What is needed -
Gather every line holding the string "ylabel".

[Recorded data]
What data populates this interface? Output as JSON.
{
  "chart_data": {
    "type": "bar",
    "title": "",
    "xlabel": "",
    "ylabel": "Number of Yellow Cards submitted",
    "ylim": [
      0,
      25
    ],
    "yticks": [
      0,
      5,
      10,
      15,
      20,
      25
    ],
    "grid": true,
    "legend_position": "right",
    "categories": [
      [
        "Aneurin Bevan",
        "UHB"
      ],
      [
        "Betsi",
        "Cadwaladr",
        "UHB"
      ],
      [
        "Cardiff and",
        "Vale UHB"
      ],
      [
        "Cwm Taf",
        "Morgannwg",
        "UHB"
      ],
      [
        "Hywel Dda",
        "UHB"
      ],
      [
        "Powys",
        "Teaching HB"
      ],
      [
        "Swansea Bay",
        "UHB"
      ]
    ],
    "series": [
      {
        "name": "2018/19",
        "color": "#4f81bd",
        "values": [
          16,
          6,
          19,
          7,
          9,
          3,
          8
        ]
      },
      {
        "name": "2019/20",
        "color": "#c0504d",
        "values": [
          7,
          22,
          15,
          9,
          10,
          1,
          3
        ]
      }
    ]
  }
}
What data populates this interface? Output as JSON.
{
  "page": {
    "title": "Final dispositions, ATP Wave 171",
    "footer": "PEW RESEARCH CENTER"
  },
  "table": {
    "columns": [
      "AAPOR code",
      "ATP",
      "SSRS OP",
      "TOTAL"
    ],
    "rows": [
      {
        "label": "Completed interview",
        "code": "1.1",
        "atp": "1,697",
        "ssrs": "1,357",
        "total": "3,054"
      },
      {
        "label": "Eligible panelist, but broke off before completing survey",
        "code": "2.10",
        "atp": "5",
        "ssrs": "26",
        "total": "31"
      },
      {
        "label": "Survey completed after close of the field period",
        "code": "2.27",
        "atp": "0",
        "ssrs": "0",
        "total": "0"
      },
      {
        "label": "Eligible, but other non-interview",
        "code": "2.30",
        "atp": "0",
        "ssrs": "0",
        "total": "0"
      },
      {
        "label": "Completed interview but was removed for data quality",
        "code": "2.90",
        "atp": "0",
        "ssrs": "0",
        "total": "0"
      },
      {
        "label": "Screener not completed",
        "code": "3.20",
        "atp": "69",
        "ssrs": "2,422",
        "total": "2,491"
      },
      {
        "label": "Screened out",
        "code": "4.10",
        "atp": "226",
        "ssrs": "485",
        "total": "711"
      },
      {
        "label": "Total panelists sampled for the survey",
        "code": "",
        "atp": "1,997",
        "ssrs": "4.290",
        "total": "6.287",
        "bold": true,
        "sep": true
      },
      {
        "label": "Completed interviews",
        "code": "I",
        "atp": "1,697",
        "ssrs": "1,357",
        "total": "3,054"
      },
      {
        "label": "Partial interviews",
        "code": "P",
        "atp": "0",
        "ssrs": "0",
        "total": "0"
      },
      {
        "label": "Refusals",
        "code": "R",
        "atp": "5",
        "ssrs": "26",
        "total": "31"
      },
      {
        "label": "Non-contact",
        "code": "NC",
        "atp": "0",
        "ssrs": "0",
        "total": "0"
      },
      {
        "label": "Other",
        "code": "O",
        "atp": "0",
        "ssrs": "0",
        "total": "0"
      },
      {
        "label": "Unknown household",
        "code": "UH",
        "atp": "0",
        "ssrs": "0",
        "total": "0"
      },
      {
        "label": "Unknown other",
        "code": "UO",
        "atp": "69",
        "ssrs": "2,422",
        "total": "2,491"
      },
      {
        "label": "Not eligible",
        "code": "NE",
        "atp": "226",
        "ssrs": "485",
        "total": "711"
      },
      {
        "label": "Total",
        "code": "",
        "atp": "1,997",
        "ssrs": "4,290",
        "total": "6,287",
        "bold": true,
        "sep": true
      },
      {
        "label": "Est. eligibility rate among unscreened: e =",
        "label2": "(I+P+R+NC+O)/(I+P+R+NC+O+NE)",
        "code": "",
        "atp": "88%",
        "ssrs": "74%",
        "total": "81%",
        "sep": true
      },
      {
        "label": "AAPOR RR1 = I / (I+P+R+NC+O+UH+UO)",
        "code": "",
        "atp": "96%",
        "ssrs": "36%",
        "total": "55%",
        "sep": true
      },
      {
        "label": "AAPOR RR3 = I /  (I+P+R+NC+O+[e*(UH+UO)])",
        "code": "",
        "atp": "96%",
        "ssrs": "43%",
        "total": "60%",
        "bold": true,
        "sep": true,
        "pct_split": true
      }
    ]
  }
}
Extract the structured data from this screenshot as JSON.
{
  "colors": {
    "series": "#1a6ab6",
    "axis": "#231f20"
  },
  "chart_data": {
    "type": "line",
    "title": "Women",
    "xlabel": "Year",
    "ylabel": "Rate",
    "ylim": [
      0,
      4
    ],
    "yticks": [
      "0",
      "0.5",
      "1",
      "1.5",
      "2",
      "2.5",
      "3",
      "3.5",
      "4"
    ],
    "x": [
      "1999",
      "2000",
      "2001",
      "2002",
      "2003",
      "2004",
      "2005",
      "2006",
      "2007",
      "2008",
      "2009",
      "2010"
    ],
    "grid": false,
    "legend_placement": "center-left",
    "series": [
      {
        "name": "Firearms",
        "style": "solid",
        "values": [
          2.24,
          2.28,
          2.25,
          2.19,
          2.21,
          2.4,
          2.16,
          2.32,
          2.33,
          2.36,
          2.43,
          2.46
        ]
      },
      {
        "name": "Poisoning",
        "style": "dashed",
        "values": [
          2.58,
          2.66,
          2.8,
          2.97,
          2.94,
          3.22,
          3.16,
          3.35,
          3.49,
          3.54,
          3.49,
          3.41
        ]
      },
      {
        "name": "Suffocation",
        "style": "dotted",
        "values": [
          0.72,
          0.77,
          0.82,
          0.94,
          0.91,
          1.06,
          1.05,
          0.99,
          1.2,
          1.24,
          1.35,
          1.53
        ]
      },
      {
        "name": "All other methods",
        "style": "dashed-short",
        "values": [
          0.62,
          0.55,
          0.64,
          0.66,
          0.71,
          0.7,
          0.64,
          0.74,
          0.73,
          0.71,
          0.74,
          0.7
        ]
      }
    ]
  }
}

Result below -
    "ylabel": "Number of Yellow Cards submitted",
    "ylabel": "Rate",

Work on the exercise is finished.